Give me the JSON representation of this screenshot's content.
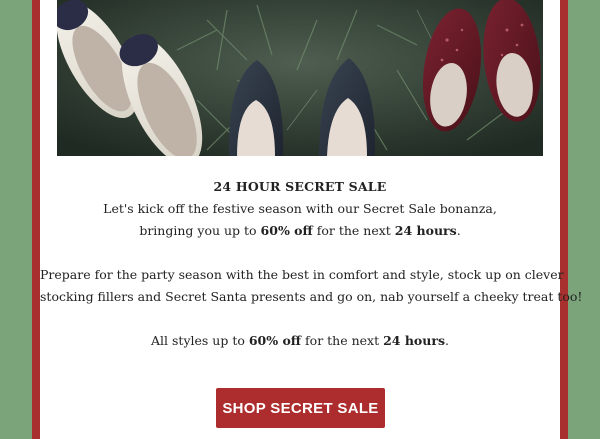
{
  "colors": {
    "background_green": "#7ca47a",
    "frame_red": "#a8302f",
    "button_red": "#ad2d2e",
    "text": "#222222"
  },
  "hero": {
    "image": "festive-shoes-banner"
  },
  "content": {
    "headline": "24 HOUR SECRET SALE",
    "intro_line1": "Let's kick off the festive season with our Secret Sale bonanza,",
    "intro_line2_prefix": "bringing you up to ",
    "intro_line2_bold1": "60% off",
    "intro_line2_middle": " for the next ",
    "intro_line2_bold2": "24 hours",
    "intro_line2_suffix": ".",
    "body_line1": "Prepare for the party season with the best in comfort and style, stock up on clever",
    "body_line2": "stocking fillers and Secret Santa presents and go on, nab yourself a cheeky treat too!",
    "closing_prefix": "All styles up to ",
    "closing_bold1": "60% off",
    "closing_middle": " for the next ",
    "closing_bold2": "24 hours",
    "closing_suffix": "."
  },
  "cta": {
    "label": "SHOP SECRET SALE"
  }
}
*****
Provide only the count of lines in the data above that include the string "season".

2